### EXERCISE GOAL
Leave the pictures out, and retype all of the material exactly as written.
** begin SUPPLIED RECORDS **
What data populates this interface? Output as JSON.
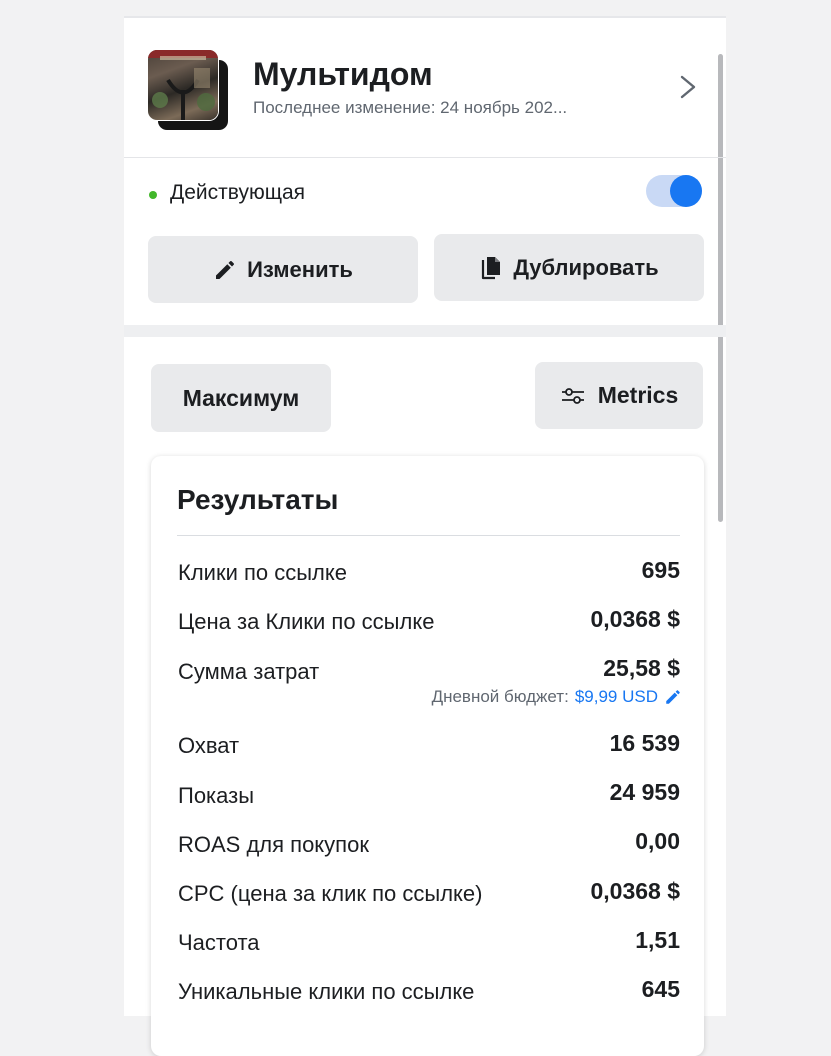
{
  "header": {
    "title": "Мультидом",
    "subtitle": "Последнее изменение: 24 ноябрь 202..."
  },
  "status": {
    "label": "Действующая",
    "enabled": true,
    "dot_color": "#42b72a",
    "toggle_color": "#1877f2"
  },
  "actions": {
    "edit_label": "Изменить",
    "duplicate_label": "Дублировать"
  },
  "filters": {
    "period_label": "Максимум",
    "metrics_label": "Metrics"
  },
  "results": {
    "title": "Результаты",
    "rows": [
      {
        "label": "Клики по ссылке",
        "value": "695"
      },
      {
        "label": "Цена за Клики по ссылке",
        "value": "0,0368 $"
      },
      {
        "label": "Сумма затрат",
        "value": "25,58 $"
      },
      {
        "label": "Охват",
        "value": "16 539"
      },
      {
        "label": "Показы",
        "value": "24 959"
      },
      {
        "label": "ROAS для покупок",
        "value": "0,00"
      },
      {
        "label": "CPC (цена за клик по ссылке)",
        "value": "0,0368 $"
      },
      {
        "label": "Частота",
        "value": "1,51"
      },
      {
        "label": "Уникальные клики по ссылке",
        "value": "645"
      }
    ],
    "budget_label": "Дневной бюджет:",
    "budget_amount": "$9,99 USD",
    "accent_color": "#1877f2"
  }
}
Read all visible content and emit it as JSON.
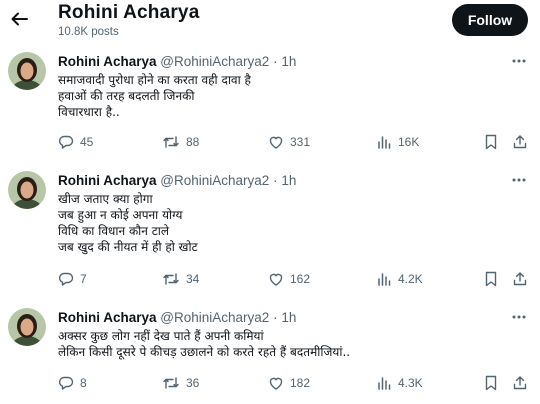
{
  "header": {
    "name": "Rohini Acharya",
    "posts": "10.8K posts",
    "follow_label": "Follow"
  },
  "posts": [
    {
      "name": "Rohini Acharya",
      "handle": "@RohiniAcharya2",
      "dot": "·",
      "time": "1h",
      "lines": [
        "समाजवादी पुरोधा होने का करता वही दावा है",
        "हवाओं की तरह बदलती जिनकी",
        "विचारधारा है.."
      ],
      "replies": "45",
      "reposts": "88",
      "likes": "331",
      "views": "16K"
    },
    {
      "name": "Rohini Acharya",
      "handle": "@RohiniAcharya2",
      "dot": "·",
      "time": "1h",
      "lines": [
        "खीज जताए क्या होगा",
        "जब हुआ न कोई अपना योग्य",
        "विधि का विधान कौन टाले",
        "जब खुद की नीयत में ही हो खोट"
      ],
      "replies": "7",
      "reposts": "34",
      "likes": "162",
      "views": "4.2K"
    },
    {
      "name": "Rohini Acharya",
      "handle": "@RohiniAcharya2",
      "dot": "·",
      "time": "1h",
      "lines": [
        "अक्सर कुछ लोग नहीं देख पाते हैं अपनी कमियां",
        "लेकिन किसी दूसरे पे कीचड़ उछालने को करते रहते हैं बदतमीजियां.."
      ],
      "replies": "8",
      "reposts": "36",
      "likes": "182",
      "views": "4.3K"
    }
  ],
  "icons": {
    "back": "back-arrow-icon",
    "more": "more-icon",
    "reply": "reply-icon",
    "repost": "repost-icon",
    "like": "like-icon",
    "views": "views-icon",
    "bookmark": "bookmark-icon",
    "share": "share-icon"
  },
  "colors": {
    "text": "#0f1419",
    "secondary": "#536471",
    "follow_bg": "#0f1419"
  }
}
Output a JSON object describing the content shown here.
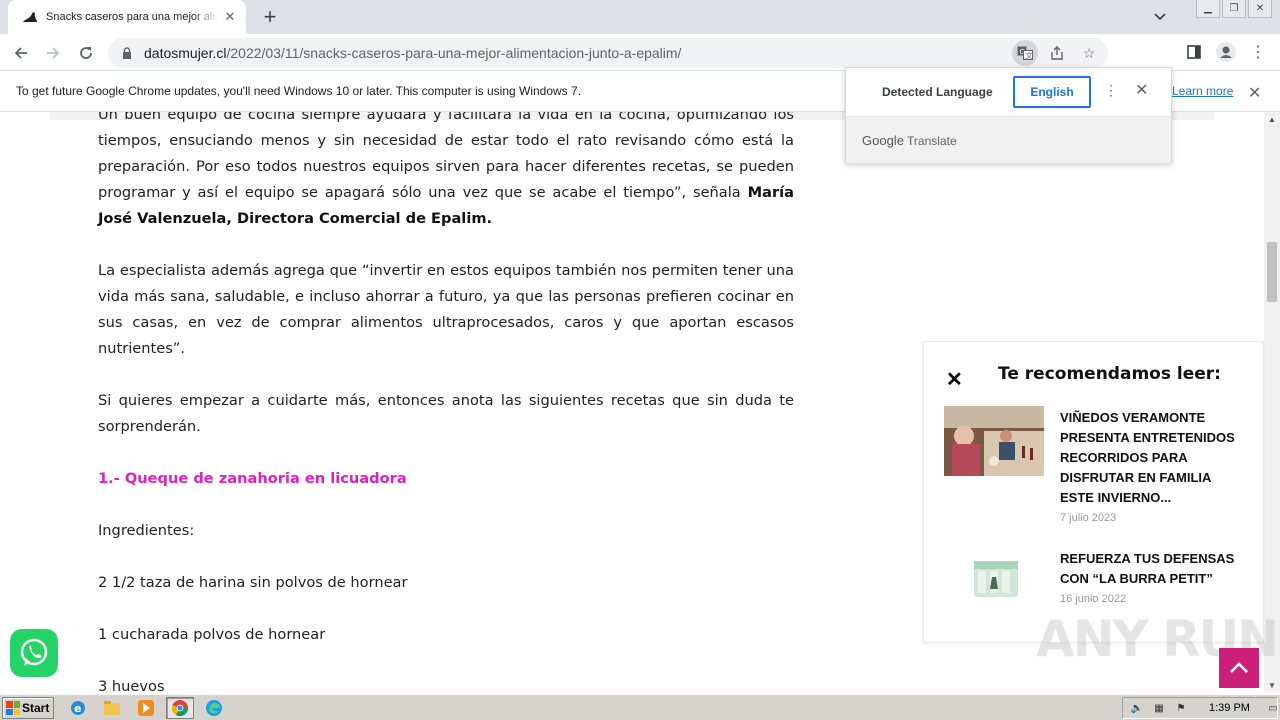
{
  "browser": {
    "tab_title": "Snacks caseros para una mejor alimentación",
    "new_tab_symbol": "+",
    "url_domain": "datosmujer.cl",
    "url_path": "/2022/03/11/snacks-caseros-para-una-mejor-alimentacion-junto-a-epalim/"
  },
  "infobar": {
    "message": "To get future Google Chrome updates, you'll need Windows 10 or later. This computer is using Windows 7.",
    "link": "Learn more"
  },
  "translate": {
    "detected_label": "Detected Language",
    "english_label": "English",
    "brand_google": "Google",
    "brand_translate": "Translate"
  },
  "article": {
    "p1_text": "Un buen equipo de cocina siempre ayudará y facilitará la vida en la cocina, optimizando los tiempos, ensuciando menos y sin necesidad de estar todo el rato revisando cómo está la preparación. Por eso todos nuestros equipos sirven para hacer diferentes recetas, se pueden programar y así el equipo se apagará sólo una vez que se acabe el tiempo”, señala ",
    "p1_bold": "María José Valenzuela, Directora Comercial de Epalim.",
    "p2": " La especialista además agrega que “invertir en estos equipos también nos permiten tener una vida más sana, saludable, e incluso ahorrar a futuro, ya que las personas prefieren cocinar en sus casas, en vez de comprar alimentos ultraprocesados, caros y que aportan escasos nutrientes”.",
    "p3": "Si quieres empezar a cuidarte más, entonces anota las siguientes recetas que sin duda te sorprenderán.",
    "heading": "1.- Queque de zanahoria en licuadora",
    "ingredients_label": "Ingredientes:",
    "ing1": "2 1/2 taza de harina sin polvos de hornear",
    "ing2": "1 cucharada polvos de hornear",
    "ing3": "3 huevos"
  },
  "recommend": {
    "title": "Te recomendamos leer:",
    "close_symbol": "✕",
    "items": [
      {
        "headline": "VIÑEDOS VERAMONTE PRESENTA ENTRETENIDOS RECORRIDOS PARA DISFRUTAR EN FAMILIA ESTE INVIERNO...",
        "date": "7 julio 2023"
      },
      {
        "headline": "REFUERZA TUS DEFENSAS CON “LA BURRA PETIT”",
        "date": "16 junio 2022"
      }
    ]
  },
  "watermark": "ANY RUN",
  "taskbar": {
    "start_label": "Start",
    "clock": "1:39 PM"
  }
}
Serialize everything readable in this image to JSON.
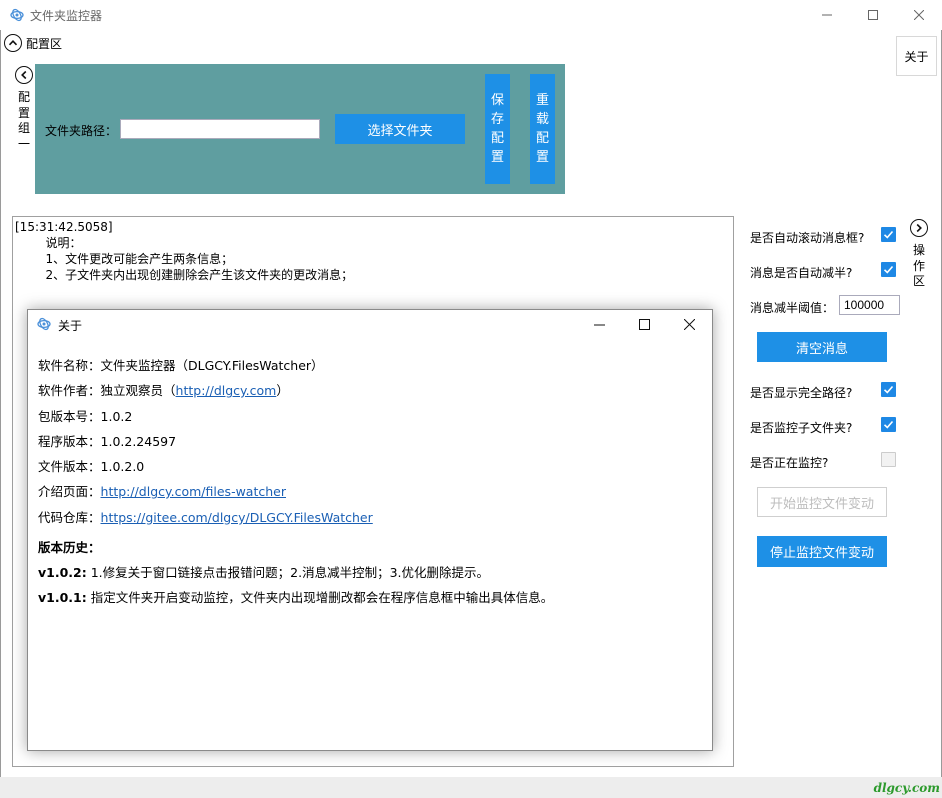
** end SUPPLIED RECORDS **
### OUTPUT
What data populates this interface? Output as JSON.
{
  "header": {
    "title": "Мультидом",
    "subtitle": "Последнее изменение: 24 ноябрь 202..."
  },
  "status": {
    "label": "Действующая",
    "enabled": true,
    "dot_color": "#42b72a",
    "toggle_color": "#1877f2"
  },
  "actions": {
    "edit_label": "Изменить",
    "duplicate_label": "Дублировать"
  },
  "filters": {
    "period_label": "Максимум",
    "metrics_label": "Metrics"
  },
  "results": {
    "title": "Результаты",
    "rows": [
      {
        "label": "Клики по ссылке",
        "value": "695"
      },
      {
        "label": "Цена за Клики по ссылке",
        "value": "0,0368 $"
      },
      {
        "label": "Сумма затрат",
        "value": "25,58 $"
      },
      {
        "label": "Охват",
        "value": "16 539"
      },
      {
        "label": "Показы",
        "value": "24 959"
      },
      {
        "label": "ROAS для покупок",
        "value": "0,00"
      },
      {
        "label": "CPC (цена за клик по ссылке)",
        "value": "0,0368 $"
      },
      {
        "label": "Частота",
        "value": "1,51"
      },
      {
        "label": "Уникальные клики по ссылке",
        "value": "645"
      }
    ],
    "budget_label": "Дневной бюджет:",
    "budget_amount": "$9,99 USD",
    "accent_color": "#1877f2"
  }
}
Read all visible content and emit it as JSON.
{
  "header": {
    "name": "Rohini Acharya",
    "posts": "10.8K posts",
    "follow_label": "Follow"
  },
  "posts": [
    {
      "name": "Rohini Acharya",
      "handle": "@RohiniAcharya2",
      "dot": "·",
      "time": "1h",
      "lines": [
        "समाजवादी पुरोधा होने का करता वही दावा है",
        "हवाओं की तरह बदलती जिनकी",
        "विचारधारा है.."
      ],
      "replies": "45",
      "reposts": "88",
      "likes": "331",
      "views": "16K"
    },
    {
      "name": "Rohini Acharya",
      "handle": "@RohiniAcharya2",
      "dot": "·",
      "time": "1h",
      "lines": [
        "खीज जताए क्या होगा",
        "जब हुआ न कोई अपना योग्य",
        "विधि का विधान कौन टाले",
        "जब खुद की नीयत में ही हो खोट"
      ],
      "replies": "7",
      "reposts": "34",
      "likes": "162",
      "views": "4.2K"
    },
    {
      "name": "Rohini Acharya",
      "handle": "@RohiniAcharya2",
      "dot": "·",
      "time": "1h",
      "lines": [
        "अक्सर कुछ लोग नहीं देख पाते हैं अपनी कमियां",
        "लेकिन किसी दूसरे पे कीचड़ उछालने को करते रहते हैं बदतमीजियां.."
      ],
      "replies": "8",
      "reposts": "36",
      "likes": "182",
      "views": "4.3K"
    }
  ],
  "icons": {
    "back": "back-arrow-icon",
    "more": "more-icon",
    "reply": "reply-icon",
    "repost": "repost-icon",
    "like": "like-icon",
    "views": "views-icon",
    "bookmark": "bookmark-icon",
    "share": "share-icon"
  },
  "colors": {
    "text": "#0f1419",
    "secondary": "#536471",
    "follow_bg": "#0f1419"
  }
}
Output a JSON object describing the content shown here.
{
  "browser": {
    "tab_title": "Snacks caseros para una mejor alimentación",
    "new_tab_symbol": "+",
    "url_domain": "datosmujer.cl",
    "url_path": "/2022/03/11/snacks-caseros-para-una-mejor-alimentacion-junto-a-epalim/"
  },
  "infobar": {
    "message": "To get future Google Chrome updates, you'll need Windows 10 or later. This computer is using Windows 7.",
    "link": "Learn more"
  },
  "translate": {
    "detected_label": "Detected Language",
    "english_label": "English",
    "brand_google": "Google",
    "brand_translate": "Translate"
  },
  "article": {
    "p1_text": "Un buen equipo de cocina siempre ayudará y facilitará la vida en la cocina, optimizando los tiempos, ensuciando menos y sin necesidad de estar todo el rato revisando cómo está la preparación. Por eso todos nuestros equipos sirven para hacer diferentes recetas, se pueden programar y así el equipo se apagará sólo una vez que se acabe el tiempo”, señala ",
    "p1_bold": "María José Valenzuela, Directora Comercial de Epalim.",
    "p2": " La especialista además agrega que “invertir en estos equipos también nos permiten tener una vida más sana, saludable, e incluso ahorrar a futuro, ya que las personas prefieren cocinar en sus casas, en vez de comprar alimentos ultraprocesados, caros y que aportan escasos nutrientes”.",
    "p3": "Si quieres empezar a cuidarte más, entonces anota las siguientes recetas que sin duda te sorprenderán.",
    "heading": "1.- Queque de zanahoria en licuadora",
    "ingredients_label": "Ingredientes:",
    "ing1": "2 1/2 taza de harina sin polvos de hornear",
    "ing2": "1 cucharada polvos de hornear",
    "ing3": "3 huevos"
  },
  "recommend": {
    "title": "Te recomendamos leer:",
    "close_symbol": "✕",
    "items": [
      {
        "headline": "VIÑEDOS VERAMONTE PRESENTA ENTRETENIDOS RECORRIDOS PARA DISFRUTAR EN FAMILIA ESTE INVIERNO...",
        "date": "7 julio 2023"
      },
      {
        "headline": "REFUERZA TUS DEFENSAS CON “LA BURRA PETIT”",
        "date": "16 junio 2022"
      }
    ]
  },
  "watermark": "ANY RUN",
  "taskbar": {
    "start_label": "Start",
    "clock": "1:39 PM"
  }
}
Serialize everything readable in this image to JSON.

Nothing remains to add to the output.